== Written instruction ==
Each entry below must be repeated word for word.

== Items ==

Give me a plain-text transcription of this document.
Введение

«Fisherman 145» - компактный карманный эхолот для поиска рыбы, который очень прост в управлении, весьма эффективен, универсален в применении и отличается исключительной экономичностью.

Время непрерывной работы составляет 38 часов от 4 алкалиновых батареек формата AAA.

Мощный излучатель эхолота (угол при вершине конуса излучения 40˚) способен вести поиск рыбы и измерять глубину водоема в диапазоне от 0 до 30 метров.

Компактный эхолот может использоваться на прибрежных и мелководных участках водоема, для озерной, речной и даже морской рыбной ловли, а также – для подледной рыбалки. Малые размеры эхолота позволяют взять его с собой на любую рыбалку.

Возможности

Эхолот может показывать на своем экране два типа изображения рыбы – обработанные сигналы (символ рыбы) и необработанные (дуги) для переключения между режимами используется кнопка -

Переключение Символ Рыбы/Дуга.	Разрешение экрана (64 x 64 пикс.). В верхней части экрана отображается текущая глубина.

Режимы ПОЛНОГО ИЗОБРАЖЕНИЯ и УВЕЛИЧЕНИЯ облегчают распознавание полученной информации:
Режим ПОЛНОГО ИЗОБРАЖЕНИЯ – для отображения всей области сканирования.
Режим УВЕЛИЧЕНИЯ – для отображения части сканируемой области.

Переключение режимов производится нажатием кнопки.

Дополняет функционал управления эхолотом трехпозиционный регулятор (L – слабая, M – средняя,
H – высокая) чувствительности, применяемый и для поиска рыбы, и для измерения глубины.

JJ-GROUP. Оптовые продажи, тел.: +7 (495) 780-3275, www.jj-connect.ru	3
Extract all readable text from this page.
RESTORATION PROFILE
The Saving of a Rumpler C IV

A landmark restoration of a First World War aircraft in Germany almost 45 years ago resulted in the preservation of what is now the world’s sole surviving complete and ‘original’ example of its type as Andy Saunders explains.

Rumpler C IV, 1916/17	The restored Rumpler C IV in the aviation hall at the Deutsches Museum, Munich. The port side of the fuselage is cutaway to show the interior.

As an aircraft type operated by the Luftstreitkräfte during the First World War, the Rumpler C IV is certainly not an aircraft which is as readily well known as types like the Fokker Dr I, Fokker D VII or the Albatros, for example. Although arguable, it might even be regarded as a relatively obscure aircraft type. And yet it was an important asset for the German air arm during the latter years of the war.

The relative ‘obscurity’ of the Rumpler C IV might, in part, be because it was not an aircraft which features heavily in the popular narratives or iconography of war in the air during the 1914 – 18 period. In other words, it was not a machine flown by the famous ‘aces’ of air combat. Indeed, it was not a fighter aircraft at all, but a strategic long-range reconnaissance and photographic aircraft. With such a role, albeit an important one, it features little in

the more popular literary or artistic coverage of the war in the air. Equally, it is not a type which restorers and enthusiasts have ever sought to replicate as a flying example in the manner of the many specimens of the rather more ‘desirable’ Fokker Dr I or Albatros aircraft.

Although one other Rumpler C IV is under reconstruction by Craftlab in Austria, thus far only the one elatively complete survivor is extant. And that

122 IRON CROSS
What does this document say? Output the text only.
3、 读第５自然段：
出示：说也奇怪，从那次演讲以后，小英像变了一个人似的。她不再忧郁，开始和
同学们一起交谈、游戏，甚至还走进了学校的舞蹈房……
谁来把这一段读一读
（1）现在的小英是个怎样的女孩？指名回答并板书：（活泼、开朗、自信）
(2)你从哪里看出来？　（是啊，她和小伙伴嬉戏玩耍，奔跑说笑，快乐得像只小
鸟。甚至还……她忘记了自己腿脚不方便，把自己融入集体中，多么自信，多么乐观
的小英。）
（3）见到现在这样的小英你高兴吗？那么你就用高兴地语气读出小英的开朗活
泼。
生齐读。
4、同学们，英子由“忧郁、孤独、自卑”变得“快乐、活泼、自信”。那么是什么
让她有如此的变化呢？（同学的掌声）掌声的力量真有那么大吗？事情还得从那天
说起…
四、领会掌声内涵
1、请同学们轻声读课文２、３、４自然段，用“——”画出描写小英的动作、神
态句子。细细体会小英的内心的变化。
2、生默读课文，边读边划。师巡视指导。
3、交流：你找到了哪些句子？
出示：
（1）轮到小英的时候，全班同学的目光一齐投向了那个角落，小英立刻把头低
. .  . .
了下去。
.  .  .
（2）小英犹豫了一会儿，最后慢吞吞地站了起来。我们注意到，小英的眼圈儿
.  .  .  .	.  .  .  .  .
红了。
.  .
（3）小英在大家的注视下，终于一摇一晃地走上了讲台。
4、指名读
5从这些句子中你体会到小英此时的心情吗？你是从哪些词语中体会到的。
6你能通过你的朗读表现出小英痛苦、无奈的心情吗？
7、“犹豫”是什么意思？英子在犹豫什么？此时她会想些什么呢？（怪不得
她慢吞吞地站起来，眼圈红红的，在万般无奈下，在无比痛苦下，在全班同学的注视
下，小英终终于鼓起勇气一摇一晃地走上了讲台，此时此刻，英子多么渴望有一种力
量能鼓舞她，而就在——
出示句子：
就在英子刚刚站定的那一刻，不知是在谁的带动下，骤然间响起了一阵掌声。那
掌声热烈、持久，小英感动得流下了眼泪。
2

== Complete answer ==
Give me a plain-text transcription of this document.
Введение

«Fisherman 145» - компактный карманный эхолот для поиска рыбы, который очень прост в управлении, весьма эффективен, универсален в применении и отличается исключительной экономичностью.

Время непрерывной работы составляет 38 часов от 4 алкалиновых батареек формата AAA.

Мощный излучатель эхолота (угол при вершине конуса излучения 40˚) способен вести поиск рыбы и измерять глубину водоема в диапазоне от 0 до 30 метров.

Компактный эхолот может использоваться на прибрежных и мелководных участках водоема, для озерной, речной и даже морской рыбной ловли, а также – для подледной рыбалки. Малые размеры эхолота позволяют взять его с собой на любую рыбалку.

Возможности

Эхолот может показывать на своем экране два типа изображения рыбы – обработанные сигналы (символ рыбы) и необработанные (дуги) для переключения между режимами используется кнопка -

Переключение Символ Рыбы/Дуга.	Разрешение экрана (64 x 64 пикс.). В верхней части экрана отображается текущая глубина.

Режимы ПОЛНОГО ИЗОБРАЖЕНИЯ и УВЕЛИЧЕНИЯ облегчают распознавание полученной информации:
Режим ПОЛНОГО ИЗОБРАЖЕНИЯ – для отображения всей области сканирования.
Режим УВЕЛИЧЕНИЯ – для отображения части сканируемой области.

Переключение режимов производится нажатием кнопки.

Дополняет функционал управления эхолотом трехпозиционный регулятор (L – слабая, M – средняя,
H – высокая) чувствительности, применяемый и для поиска рыбы, и для измерения глубины.

JJ-GROUP. Оптовые продажи, тел.: +7 (495) 780-3275, www.jj-connect.ru	3
Extract all readable text from this page.
RESTORATION PROFILE
The Saving of a Rumpler C IV

A landmark restoration of a First World War aircraft in Germany almost 45 years ago resulted in the preservation of what is now the world’s sole surviving complete and ‘original’ example of its type as Andy Saunders explains.

Rumpler C IV, 1916/17	The restored Rumpler C IV in the aviation hall at the Deutsches Museum, Munich. The port side of the fuselage is cutaway to show the interior.

As an aircraft type operated by the Luftstreitkräfte during the First World War, the Rumpler C IV is certainly not an aircraft which is as readily well known as types like the Fokker Dr I, Fokker D VII or the Albatros, for example. Although arguable, it might even be regarded as a relatively obscure aircraft type. And yet it was an important asset for the German air arm during the latter years of the war.

The relative ‘obscurity’ of the Rumpler C IV might, in part, be because it was not an aircraft which features heavily in the popular narratives or iconography of war in the air during the 1914 – 18 period. In other words, it was not a machine flown by the famous ‘aces’ of air combat. Indeed, it was not a fighter aircraft at all, but a strategic long-range reconnaissance and photographic aircraft. With such a role, albeit an important one, it features little in

the more popular literary or artistic coverage of the war in the air. Equally, it is not a type which restorers and enthusiasts have ever sought to replicate as a flying example in the manner of the many specimens of the rather more ‘desirable’ Fokker Dr I or Albatros aircraft.

Although one other Rumpler C IV is under reconstruction by Craftlab in Austria, thus far only the one elatively complete survivor is extant. And that

122 IRON CROSS
What does this document say? Output the text only.
3、 读第５自然段：
出示：说也奇怪，从那次演讲以后，小英像变了一个人似的。她不再忧郁，开始和
同学们一起交谈、游戏，甚至还走进了学校的舞蹈房……
谁来把这一段读一读
（1）现在的小英是个怎样的女孩？指名回答并板书：（活泼、开朗、自信）
(2)你从哪里看出来？　（是啊，她和小伙伴嬉戏玩耍，奔跑说笑，快乐得像只小
鸟。甚至还……她忘记了自己腿脚不方便，把自己融入集体中，多么自信，多么乐观
的小英。）
（3）见到现在这样的小英你高兴吗？那么你就用高兴地语气读出小英的开朗活
泼。
生齐读。
4、同学们，英子由“忧郁、孤独、自卑”变得“快乐、活泼、自信”。那么是什么
让她有如此的变化呢？（同学的掌声）掌声的力量真有那么大吗？事情还得从那天
说起…
四、领会掌声内涵
1、请同学们轻声读课文２、３、４自然段，用“——”画出描写小英的动作、神
态句子。细细体会小英的内心的变化。
2、生默读课文，边读边划。师巡视指导。
3、交流：你找到了哪些句子？
出示：
（1）轮到小英的时候，全班同学的目光一齐投向了那个角落，小英立刻把头低
. .  . .
了下去。
.  .  .
（2）小英犹豫了一会儿，最后慢吞吞地站了起来。我们注意到，小英的眼圈儿
.  .  .  .	.  .  .  .  .
红了。
.  .
（3）小英在大家的注视下，终于一摇一晃地走上了讲台。
4、指名读
5从这些句子中你体会到小英此时的心情吗？你是从哪些词语中体会到的。
6你能通过你的朗读表现出小英痛苦、无奈的心情吗？
7、“犹豫”是什么意思？英子在犹豫什么？此时她会想些什么呢？（怪不得
她慢吞吞地站起来，眼圈红红的，在万般无奈下，在无比痛苦下，在全班同学的注视
下，小英终终于鼓起勇气一摇一晃地走上了讲台，此时此刻，英子多么渴望有一种力
量能鼓舞她，而就在——
出示句子：
就在英子刚刚站定的那一刻，不知是在谁的带动下，骤然间响起了一阵掌声。那
掌声热烈、持久，小英感动得流下了眼泪。
2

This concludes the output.